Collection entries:
·····

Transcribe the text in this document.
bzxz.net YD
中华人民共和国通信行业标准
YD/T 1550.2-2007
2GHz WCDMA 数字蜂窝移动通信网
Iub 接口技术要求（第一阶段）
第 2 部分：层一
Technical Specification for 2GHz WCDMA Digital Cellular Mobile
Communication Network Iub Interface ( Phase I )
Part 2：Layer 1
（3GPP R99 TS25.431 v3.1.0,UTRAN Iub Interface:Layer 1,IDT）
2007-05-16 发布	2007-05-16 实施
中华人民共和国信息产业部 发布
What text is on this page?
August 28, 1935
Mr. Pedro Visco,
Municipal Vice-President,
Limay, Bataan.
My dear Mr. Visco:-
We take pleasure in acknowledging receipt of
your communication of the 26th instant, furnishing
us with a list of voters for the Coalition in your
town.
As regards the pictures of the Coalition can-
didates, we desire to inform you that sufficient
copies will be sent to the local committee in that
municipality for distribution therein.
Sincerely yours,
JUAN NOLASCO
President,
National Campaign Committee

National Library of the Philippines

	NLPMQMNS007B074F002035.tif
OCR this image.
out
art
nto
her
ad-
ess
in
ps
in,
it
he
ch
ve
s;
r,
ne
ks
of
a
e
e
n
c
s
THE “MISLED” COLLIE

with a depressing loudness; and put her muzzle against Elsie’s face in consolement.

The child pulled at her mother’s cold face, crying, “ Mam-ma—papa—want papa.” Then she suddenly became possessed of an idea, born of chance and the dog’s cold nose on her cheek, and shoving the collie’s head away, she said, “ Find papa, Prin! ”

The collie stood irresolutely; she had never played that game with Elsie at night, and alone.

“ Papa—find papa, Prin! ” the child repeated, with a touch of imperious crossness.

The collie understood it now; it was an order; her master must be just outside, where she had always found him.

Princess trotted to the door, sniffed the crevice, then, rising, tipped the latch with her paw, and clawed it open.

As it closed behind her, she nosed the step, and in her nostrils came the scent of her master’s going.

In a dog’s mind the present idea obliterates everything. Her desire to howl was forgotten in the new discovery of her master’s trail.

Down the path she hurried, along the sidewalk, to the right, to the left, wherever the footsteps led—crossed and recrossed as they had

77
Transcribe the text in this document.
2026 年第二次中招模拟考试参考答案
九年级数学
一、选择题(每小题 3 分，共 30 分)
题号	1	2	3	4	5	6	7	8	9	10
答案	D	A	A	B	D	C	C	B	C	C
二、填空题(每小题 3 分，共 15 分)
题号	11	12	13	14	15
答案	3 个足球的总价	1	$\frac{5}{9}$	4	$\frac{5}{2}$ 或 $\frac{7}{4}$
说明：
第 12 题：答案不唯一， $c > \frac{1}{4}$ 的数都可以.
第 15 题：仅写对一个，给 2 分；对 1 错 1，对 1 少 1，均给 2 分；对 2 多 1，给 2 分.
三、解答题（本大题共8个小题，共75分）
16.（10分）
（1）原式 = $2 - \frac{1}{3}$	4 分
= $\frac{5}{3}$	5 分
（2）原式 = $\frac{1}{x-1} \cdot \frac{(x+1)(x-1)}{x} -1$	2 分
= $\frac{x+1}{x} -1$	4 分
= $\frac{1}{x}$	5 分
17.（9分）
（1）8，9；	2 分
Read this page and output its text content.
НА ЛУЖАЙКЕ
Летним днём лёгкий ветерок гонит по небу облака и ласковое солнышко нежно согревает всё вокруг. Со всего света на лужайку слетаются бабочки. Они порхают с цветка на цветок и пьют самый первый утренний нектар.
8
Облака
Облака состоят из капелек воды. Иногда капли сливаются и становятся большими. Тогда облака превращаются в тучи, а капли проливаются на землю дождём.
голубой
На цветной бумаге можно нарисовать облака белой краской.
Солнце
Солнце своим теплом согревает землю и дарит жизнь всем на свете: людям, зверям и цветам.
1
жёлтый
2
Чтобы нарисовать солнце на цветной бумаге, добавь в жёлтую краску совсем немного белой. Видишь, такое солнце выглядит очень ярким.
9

·····

*JOB*. Identify lines with the string "Layer". Copy each one.

*THE RESULT*.
Part 2：Layer 1
（3GPP R99 TS25.431 v3.1.0,UTRAN Iub Interface:Layer 1,IDT）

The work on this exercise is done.